REQUIRED TASK:
Find each line containing the string "document". Copy it.

ENTRIES SHOWN:

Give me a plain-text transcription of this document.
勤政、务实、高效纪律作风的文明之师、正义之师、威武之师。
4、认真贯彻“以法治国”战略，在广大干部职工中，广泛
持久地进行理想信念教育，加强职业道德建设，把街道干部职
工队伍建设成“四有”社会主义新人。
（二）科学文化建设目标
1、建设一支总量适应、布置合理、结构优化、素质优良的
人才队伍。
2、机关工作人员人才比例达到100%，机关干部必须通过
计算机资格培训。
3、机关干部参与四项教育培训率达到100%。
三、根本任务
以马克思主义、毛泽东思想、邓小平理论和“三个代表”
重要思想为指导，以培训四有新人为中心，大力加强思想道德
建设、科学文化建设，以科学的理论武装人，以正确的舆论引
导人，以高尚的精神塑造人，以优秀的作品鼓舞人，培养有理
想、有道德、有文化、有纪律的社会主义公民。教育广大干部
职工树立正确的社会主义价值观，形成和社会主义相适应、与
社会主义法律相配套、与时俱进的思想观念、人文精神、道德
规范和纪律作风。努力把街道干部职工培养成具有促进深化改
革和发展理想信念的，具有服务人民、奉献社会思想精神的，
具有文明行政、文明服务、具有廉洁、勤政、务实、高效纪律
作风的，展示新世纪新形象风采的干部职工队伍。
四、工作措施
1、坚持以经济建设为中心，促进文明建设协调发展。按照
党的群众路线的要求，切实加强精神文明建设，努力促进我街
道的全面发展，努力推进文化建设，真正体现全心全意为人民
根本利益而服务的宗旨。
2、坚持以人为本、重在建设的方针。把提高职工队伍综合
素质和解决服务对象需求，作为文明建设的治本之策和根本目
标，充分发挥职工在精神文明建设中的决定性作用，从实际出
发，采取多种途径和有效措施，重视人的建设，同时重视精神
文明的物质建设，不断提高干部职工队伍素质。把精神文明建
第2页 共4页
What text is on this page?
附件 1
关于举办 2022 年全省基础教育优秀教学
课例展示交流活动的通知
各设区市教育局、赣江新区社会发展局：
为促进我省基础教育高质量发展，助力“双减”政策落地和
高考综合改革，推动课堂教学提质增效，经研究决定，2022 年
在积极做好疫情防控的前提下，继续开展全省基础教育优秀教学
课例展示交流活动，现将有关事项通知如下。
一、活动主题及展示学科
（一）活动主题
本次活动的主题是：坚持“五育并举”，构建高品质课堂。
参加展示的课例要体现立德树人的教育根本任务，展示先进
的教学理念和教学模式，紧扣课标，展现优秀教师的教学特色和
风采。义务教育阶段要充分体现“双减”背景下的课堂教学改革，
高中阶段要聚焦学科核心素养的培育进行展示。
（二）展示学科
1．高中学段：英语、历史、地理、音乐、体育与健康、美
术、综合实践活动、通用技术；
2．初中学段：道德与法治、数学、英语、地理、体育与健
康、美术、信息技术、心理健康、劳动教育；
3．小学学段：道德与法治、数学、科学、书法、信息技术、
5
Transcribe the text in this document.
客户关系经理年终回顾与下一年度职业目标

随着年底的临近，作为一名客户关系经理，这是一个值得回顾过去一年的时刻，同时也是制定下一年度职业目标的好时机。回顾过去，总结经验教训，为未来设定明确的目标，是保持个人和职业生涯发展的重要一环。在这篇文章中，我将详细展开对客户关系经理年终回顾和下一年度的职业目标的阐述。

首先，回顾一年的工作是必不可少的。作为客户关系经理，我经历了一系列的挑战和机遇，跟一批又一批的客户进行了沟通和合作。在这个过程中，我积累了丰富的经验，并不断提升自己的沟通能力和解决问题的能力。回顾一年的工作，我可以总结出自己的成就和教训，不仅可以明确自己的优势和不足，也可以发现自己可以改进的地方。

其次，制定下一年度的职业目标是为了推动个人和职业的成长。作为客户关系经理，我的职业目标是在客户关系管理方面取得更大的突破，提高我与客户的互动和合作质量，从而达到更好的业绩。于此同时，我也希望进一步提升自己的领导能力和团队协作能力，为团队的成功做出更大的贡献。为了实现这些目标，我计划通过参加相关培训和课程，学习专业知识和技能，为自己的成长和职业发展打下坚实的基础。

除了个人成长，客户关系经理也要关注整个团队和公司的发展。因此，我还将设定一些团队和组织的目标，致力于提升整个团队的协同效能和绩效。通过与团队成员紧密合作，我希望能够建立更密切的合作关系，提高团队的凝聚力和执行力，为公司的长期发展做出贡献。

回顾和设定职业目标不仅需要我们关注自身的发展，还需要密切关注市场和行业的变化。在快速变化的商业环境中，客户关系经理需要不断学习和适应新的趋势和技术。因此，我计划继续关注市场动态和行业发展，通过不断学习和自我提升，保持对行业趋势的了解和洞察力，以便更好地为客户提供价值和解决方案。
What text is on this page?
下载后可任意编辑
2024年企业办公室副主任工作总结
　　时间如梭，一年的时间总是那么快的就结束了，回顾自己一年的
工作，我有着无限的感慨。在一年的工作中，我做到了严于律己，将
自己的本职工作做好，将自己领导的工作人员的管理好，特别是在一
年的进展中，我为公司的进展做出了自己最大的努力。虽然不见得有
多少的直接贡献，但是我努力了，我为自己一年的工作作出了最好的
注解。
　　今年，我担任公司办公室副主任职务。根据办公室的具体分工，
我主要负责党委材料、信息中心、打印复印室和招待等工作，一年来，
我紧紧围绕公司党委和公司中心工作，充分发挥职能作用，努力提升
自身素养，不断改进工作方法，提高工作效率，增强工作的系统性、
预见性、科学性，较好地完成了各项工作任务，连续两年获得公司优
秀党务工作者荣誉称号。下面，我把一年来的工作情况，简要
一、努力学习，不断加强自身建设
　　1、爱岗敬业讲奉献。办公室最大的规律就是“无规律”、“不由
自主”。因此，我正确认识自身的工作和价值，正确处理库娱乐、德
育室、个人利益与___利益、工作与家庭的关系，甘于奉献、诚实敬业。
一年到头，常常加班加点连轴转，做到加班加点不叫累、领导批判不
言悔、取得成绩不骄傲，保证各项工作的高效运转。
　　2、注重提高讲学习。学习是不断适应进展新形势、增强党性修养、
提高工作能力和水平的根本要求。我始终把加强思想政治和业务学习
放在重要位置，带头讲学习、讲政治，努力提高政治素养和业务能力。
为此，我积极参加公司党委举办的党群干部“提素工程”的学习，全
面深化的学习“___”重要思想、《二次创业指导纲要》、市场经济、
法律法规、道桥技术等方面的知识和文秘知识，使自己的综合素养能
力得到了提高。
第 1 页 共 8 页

WRITTEN RESPONSE:
Give me a plain-text transcription of this document.
Transcribe the text in this document.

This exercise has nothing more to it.